Chart and figure data
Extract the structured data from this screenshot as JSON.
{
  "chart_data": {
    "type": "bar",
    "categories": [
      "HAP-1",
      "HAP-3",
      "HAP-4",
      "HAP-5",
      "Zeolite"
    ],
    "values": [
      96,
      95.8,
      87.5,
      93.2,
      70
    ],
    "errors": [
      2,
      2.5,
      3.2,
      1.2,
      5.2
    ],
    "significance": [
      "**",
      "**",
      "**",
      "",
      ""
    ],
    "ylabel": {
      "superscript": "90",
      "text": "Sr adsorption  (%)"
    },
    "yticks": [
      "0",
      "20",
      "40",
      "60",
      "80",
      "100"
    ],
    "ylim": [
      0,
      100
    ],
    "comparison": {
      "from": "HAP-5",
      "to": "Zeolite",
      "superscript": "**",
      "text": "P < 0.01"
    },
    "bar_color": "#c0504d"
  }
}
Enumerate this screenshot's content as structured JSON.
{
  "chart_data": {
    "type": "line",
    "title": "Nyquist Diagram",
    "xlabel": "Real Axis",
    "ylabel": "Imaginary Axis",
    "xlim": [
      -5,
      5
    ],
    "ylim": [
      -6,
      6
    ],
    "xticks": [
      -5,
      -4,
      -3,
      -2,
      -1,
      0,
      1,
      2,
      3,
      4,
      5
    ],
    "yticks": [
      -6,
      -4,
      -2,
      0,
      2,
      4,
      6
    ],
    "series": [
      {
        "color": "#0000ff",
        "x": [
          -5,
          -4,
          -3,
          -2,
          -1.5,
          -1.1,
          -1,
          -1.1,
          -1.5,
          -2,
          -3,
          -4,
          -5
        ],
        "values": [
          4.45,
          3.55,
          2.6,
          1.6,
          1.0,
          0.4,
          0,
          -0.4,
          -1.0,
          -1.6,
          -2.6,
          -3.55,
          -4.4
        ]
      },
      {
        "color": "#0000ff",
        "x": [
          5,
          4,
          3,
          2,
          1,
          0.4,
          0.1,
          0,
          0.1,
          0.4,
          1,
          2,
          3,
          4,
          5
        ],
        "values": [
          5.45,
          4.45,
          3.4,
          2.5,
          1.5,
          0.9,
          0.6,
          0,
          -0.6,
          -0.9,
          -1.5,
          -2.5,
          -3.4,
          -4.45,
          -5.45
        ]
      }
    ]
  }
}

INSTRUCTION. How many lines in the records hold the string "JSON"? Reply with the number alone.

EXERCISE RESULT. 2